## BEGIN

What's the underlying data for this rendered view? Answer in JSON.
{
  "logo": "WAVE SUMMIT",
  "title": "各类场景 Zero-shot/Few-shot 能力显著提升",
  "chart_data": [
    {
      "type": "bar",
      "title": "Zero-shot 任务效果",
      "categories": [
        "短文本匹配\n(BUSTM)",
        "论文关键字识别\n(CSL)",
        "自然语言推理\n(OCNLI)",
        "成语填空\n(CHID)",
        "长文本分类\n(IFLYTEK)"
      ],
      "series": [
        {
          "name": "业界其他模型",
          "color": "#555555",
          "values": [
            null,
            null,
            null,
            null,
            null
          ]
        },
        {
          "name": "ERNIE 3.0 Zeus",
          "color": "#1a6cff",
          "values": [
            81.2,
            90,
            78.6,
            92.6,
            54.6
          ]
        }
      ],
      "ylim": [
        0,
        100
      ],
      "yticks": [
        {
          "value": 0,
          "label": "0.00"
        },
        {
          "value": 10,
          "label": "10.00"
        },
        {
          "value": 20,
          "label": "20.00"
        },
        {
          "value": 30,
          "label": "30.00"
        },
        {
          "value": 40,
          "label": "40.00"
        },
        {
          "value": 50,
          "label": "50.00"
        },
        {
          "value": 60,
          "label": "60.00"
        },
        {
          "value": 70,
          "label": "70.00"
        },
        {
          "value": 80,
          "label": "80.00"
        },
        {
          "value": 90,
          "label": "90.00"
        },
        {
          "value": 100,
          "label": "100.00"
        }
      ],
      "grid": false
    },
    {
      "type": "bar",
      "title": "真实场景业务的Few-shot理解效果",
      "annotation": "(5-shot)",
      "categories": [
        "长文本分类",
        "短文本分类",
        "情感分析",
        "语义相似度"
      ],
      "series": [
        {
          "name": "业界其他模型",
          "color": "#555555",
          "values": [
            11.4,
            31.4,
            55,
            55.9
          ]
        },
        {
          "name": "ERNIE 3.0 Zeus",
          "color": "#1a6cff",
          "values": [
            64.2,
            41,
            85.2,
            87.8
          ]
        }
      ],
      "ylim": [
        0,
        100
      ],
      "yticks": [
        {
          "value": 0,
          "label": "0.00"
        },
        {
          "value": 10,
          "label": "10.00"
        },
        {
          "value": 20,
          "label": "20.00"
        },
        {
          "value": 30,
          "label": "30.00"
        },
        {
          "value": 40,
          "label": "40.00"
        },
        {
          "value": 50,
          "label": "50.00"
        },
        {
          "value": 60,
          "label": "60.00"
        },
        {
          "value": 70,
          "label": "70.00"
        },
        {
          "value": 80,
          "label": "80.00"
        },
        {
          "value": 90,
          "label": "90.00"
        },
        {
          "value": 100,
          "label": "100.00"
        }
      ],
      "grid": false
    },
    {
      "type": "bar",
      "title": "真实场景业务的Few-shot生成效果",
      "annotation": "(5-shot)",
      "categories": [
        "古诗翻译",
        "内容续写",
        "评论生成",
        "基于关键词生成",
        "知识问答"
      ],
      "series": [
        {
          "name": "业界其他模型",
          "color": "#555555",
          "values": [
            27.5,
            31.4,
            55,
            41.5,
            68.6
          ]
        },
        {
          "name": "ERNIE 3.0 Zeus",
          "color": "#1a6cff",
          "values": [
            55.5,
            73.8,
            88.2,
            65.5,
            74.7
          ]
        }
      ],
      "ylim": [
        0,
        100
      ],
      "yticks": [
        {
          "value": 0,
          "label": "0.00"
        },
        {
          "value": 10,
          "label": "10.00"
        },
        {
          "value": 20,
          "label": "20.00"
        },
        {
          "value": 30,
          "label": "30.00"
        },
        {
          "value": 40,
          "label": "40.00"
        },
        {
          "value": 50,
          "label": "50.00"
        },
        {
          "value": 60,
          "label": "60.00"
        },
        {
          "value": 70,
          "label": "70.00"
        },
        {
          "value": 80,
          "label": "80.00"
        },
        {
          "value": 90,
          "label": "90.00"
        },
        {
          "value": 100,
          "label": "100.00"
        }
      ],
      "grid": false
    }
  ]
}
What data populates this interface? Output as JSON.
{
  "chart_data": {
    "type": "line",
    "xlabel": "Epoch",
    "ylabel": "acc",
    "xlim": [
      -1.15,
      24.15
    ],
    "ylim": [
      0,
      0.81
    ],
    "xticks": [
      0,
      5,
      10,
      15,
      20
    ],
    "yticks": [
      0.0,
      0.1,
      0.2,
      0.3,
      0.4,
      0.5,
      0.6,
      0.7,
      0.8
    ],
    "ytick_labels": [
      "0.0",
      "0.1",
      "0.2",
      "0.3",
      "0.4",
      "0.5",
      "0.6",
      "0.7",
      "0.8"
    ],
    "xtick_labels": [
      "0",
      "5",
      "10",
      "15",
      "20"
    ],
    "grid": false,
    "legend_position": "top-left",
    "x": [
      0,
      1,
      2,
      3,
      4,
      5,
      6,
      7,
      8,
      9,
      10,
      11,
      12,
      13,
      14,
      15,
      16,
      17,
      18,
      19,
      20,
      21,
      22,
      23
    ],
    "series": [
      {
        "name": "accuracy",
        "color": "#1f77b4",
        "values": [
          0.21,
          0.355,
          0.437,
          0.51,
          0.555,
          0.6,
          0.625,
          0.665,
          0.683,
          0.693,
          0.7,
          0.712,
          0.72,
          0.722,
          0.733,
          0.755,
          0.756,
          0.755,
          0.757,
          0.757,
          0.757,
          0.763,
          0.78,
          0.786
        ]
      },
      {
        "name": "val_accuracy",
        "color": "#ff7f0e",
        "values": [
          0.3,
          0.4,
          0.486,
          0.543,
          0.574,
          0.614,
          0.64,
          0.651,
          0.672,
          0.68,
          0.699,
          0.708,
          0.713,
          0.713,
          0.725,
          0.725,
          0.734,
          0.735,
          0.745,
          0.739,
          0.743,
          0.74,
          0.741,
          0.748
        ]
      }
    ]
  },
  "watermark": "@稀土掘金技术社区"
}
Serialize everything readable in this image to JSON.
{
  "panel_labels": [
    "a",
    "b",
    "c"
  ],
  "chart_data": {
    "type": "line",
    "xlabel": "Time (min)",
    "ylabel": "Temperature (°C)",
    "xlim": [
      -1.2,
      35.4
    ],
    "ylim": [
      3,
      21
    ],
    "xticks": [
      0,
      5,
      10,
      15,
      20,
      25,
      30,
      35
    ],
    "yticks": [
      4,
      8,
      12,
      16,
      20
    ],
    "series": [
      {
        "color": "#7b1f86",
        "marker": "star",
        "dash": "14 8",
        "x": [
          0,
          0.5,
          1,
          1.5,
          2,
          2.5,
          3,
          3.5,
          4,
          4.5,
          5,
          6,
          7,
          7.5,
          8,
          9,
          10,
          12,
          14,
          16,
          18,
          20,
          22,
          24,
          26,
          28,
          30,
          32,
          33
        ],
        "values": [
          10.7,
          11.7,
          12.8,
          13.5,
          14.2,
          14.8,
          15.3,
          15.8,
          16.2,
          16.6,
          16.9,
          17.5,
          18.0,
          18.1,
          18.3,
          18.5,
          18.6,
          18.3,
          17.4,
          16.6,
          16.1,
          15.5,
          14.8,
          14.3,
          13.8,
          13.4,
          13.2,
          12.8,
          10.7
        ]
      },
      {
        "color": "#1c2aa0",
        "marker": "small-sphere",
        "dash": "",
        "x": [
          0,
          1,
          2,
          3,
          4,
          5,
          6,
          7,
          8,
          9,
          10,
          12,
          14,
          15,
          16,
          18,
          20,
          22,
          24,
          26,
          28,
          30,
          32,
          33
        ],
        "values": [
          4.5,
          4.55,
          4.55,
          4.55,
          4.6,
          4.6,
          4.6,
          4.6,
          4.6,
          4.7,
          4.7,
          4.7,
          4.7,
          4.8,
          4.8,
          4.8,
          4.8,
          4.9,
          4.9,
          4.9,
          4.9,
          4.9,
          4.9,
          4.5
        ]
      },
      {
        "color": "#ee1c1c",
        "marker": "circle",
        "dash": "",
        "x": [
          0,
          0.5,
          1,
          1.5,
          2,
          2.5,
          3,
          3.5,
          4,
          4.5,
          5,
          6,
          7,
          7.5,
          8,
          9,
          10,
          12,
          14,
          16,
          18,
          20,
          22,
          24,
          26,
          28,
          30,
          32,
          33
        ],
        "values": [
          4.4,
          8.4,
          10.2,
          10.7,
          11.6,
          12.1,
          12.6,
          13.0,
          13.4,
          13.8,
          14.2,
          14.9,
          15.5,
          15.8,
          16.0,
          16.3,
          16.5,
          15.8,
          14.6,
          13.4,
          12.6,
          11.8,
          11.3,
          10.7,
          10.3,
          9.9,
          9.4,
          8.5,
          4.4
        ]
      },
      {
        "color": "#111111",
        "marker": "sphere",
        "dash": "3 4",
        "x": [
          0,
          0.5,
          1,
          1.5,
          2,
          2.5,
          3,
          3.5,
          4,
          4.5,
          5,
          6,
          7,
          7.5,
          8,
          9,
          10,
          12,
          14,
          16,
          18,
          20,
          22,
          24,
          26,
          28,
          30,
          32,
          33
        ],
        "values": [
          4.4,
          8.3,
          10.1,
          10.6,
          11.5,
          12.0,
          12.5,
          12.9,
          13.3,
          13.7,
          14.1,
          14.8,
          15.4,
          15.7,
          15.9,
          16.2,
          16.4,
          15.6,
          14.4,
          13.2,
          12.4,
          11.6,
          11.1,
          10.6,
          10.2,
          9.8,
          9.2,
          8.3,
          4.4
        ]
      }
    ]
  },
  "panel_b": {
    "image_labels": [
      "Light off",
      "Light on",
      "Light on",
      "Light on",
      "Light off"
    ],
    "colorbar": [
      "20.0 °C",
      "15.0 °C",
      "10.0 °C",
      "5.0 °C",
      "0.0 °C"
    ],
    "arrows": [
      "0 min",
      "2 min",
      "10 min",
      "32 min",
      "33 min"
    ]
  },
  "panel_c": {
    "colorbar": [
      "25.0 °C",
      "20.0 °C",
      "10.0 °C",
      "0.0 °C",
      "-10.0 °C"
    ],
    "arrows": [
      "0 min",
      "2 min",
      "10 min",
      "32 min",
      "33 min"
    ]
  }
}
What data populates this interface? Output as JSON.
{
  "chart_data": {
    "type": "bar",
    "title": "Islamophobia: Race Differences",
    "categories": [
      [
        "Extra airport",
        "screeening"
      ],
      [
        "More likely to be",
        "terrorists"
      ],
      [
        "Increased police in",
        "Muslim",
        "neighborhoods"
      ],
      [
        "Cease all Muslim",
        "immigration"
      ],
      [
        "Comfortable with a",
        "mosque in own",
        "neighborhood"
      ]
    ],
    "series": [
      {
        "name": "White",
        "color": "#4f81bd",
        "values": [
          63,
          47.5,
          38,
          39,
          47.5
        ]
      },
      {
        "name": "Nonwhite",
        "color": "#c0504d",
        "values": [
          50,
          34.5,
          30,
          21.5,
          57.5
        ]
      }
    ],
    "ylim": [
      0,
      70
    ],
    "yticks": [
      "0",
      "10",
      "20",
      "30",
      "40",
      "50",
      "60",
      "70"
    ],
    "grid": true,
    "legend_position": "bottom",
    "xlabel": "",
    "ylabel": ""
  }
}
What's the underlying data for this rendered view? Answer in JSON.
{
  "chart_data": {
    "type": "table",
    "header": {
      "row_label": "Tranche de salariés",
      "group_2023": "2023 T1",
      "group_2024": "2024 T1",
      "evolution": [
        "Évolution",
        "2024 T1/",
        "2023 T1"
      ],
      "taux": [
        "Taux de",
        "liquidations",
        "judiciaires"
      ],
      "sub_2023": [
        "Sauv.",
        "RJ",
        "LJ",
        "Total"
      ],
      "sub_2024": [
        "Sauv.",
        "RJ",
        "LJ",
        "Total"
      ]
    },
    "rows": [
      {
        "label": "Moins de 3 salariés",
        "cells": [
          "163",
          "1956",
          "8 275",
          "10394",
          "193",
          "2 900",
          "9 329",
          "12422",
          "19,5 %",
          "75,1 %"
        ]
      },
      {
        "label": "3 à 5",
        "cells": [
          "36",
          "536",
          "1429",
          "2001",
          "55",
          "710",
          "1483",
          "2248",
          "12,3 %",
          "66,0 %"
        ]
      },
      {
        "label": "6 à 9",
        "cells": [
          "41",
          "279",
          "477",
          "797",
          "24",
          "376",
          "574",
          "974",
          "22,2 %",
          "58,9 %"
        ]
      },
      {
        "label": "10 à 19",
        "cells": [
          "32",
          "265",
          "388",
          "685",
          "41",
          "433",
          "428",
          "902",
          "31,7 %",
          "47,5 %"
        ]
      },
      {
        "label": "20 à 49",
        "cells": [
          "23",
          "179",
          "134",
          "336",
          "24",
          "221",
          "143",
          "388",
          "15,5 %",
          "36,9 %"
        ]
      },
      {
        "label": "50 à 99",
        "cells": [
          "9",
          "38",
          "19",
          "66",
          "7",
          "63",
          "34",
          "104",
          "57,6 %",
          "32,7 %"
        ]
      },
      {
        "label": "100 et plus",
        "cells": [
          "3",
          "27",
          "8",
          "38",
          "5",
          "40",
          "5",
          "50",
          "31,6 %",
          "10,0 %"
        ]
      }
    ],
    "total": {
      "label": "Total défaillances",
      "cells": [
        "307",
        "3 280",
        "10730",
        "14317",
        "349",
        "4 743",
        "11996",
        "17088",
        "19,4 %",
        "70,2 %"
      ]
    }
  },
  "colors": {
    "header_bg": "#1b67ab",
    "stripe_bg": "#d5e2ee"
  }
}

## END

#### Task instructions
Report how many lines contain "xlabel". Give nothing but the number.

#### Final answer
3